== Work to do ==
Return the part of the rows that opens with the line containing "Bar [96,303,122,304]" and closes with the line containing "Bar [236,147,262,150]", copying each line with no changes.

================

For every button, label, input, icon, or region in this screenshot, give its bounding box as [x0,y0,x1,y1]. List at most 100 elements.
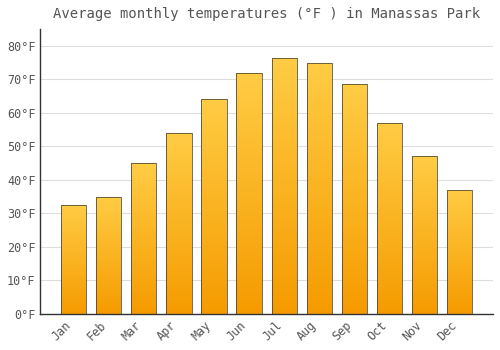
Bar [96,303,122,304]
Bar [412,312,438,314]
Bar [377,302,402,304]
Bar [306,125,332,128]
Bar [272,186,297,188]
Bar [342,252,367,254]
Bar [342,96,367,98]
Bar [236,82,262,85]
Bar [447,296,472,298]
Bar [342,298,367,300]
Bar [202,123,226,125]
Bar [61,217,86,218]
Bar [236,155,262,157]
Bar [131,208,156,210]
Bar [236,147,262,150]
Bar [306,100,332,103]
Bar [202,108,226,110]
Bar [412,281,438,282]
Bar [272,165,297,168]
Bar [306,103,332,105]
Bar [306,118,332,120]
Bar [96,225,122,226]
Bar [306,68,332,70]
Bar [202,288,226,290]
Bar [131,294,156,296]
Bar [377,174,402,176]
Bar [131,308,156,309]
Bar [202,127,226,130]
Bar [412,279,438,281]
Bar [202,243,226,245]
Bar [236,152,262,155]
Bar [377,186,402,188]
Bar [447,293,472,294]
Bar [342,160,367,162]
Bar [306,281,332,284]
Bar [272,301,297,304]
Bar [412,245,438,246]
Bar [306,233,332,236]
Bar [412,290,438,292]
Bar [272,119,297,122]
Bar [412,213,438,215]
Bar [202,114,226,117]
Bar [412,308,438,309]
Bar [342,110,367,112]
Bar [202,295,226,297]
Bar [236,275,262,278]
Bar [306,88,332,90]
Bar [412,256,438,257]
Bar [96,288,122,289]
Bar [377,266,402,268]
Bar [306,171,332,173]
Bar [412,232,438,233]
Bar [61,238,86,239]
Bar [131,166,156,168]
Bar [412,218,438,219]
Bar [377,262,402,264]
Bar [166,149,192,151]
Bar [202,226,226,228]
Bar [131,214,156,216]
Bar [61,282,86,284]
Bar [272,181,297,183]
Bar [447,242,472,243]
Bar [447,233,472,235]
Bar [342,192,367,195]
Bar [447,223,472,225]
Bar [96,250,122,251]
Bar [61,286,86,287]
Bar [447,237,472,238]
Bar [202,145,226,147]
Bar [131,313,156,314]
Bar [61,232,86,233]
Bar [96,226,122,227]
Bar [447,238,472,239]
Bar [202,209,226,211]
Bar [61,244,86,245]
Bar [61,313,86,314]
Bar [272,198,297,201]
Bar [166,156,192,158]
Bar [272,304,297,306]
Bar [131,189,156,190]
Bar [96,220,122,221]
Bar [306,301,332,304]
Bar [236,196,262,198]
Bar [202,187,226,189]
Bar [131,260,156,261]
Bar [306,90,332,93]
Bar [272,296,297,299]
Bar [342,227,367,229]
Bar [131,195,156,196]
Bar [447,299,472,300]
Bar [202,265,226,267]
Bar [96,224,122,225]
Bar [166,307,192,308]
Bar [447,280,472,282]
Bar [96,217,122,218]
Bar [96,251,122,252]
Bar [412,227,438,229]
Bar [236,241,262,244]
Bar [61,251,86,252]
Bar [342,254,367,257]
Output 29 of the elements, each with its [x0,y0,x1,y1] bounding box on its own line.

================

== Answer in full ==
Bar [96,303,122,304]
Bar [412,312,438,314]
Bar [377,302,402,304]
Bar [306,125,332,128]
Bar [272,186,297,188]
Bar [342,252,367,254]
Bar [342,96,367,98]
Bar [236,82,262,85]
Bar [447,296,472,298]
Bar [342,298,367,300]
Bar [202,123,226,125]
Bar [61,217,86,218]
Bar [236,155,262,157]
Bar [131,208,156,210]
Bar [236,147,262,150]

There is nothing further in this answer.